Objective →
Any picture among the records should be left out, please; retype the rest exactly.

=== Provided data ===

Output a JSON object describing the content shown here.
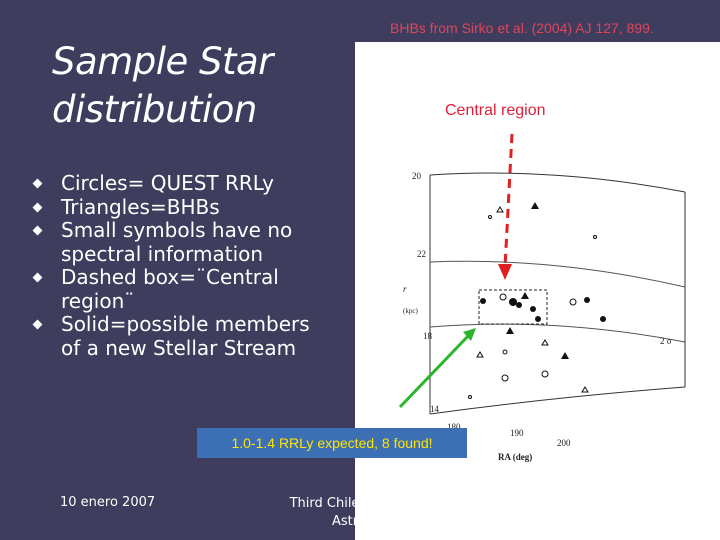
{
  "slide": {
    "title": [
      "Sample Star",
      "distribution"
    ],
    "source": "BHBs from Sirko et al. (2004) AJ 127, 899.",
    "bullets": [
      [
        "Circles= QUEST RRLy"
      ],
      [
        "Triangles=BHBs"
      ],
      [
        "Small symbols have no",
        "spectral information"
      ],
      [
        "Dashed box=¨Central",
        "region¨"
      ],
      [
        "Solid=possible members",
        "of a new Stellar Stream"
      ]
    ],
    "figure": {
      "callout": "Central region",
      "radial_labels": [
        "20",
        "22",
        "18",
        "14"
      ],
      "radial_axis": [
        "r",
        "(kpc)"
      ],
      "ra_labels": [
        "180",
        "190",
        "200"
      ],
      "ra_axis": "RA (deg)",
      "scale": "2 σ"
    },
    "note": "1.0-1.4 RRLy expected, 8 found!",
    "footer": {
      "date": "10 enero 2007",
      "event": [
        "Third Chilean A",
        "Astrophysics"
      ]
    }
  }
}
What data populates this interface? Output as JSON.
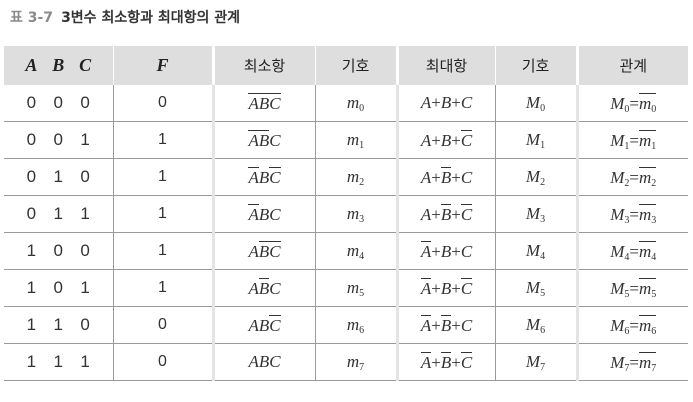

===

Full solution →
Output a JSON object describing the content shown here.
{
  "slide": {
    "title": [
      "Sample Star",
      "distribution"
    ],
    "source": "BHBs from Sirko et al. (2004) AJ 127, 899.",
    "bullets": [
      [
        "Circles= QUEST RRLy"
      ],
      [
        "Triangles=BHBs"
      ],
      [
        "Small symbols have no",
        "spectral information"
      ],
      [
        "Dashed box=¨Central",
        "region¨"
      ],
      [
        "Solid=possible members",
        "of a new Stellar Stream"
      ]
    ],
    "figure": {
      "callout": "Central region",
      "radial_labels": [
        "20",
        "22",
        "18",
        "14"
      ],
      "radial_axis": [
        "r",
        "(kpc)"
      ],
      "ra_labels": [
        "180",
        "190",
        "200"
      ],
      "ra_axis": "RA (deg)",
      "scale": "2 σ"
    },
    "note": "1.0-1.4 RRLy expected, 8 found!",
    "footer": {
      "date": "10 enero 2007",
      "event": [
        "Third Chilean A",
        "Astrophysics"
      ]
    }
  }
}
What data populates this interface? Output as JSON.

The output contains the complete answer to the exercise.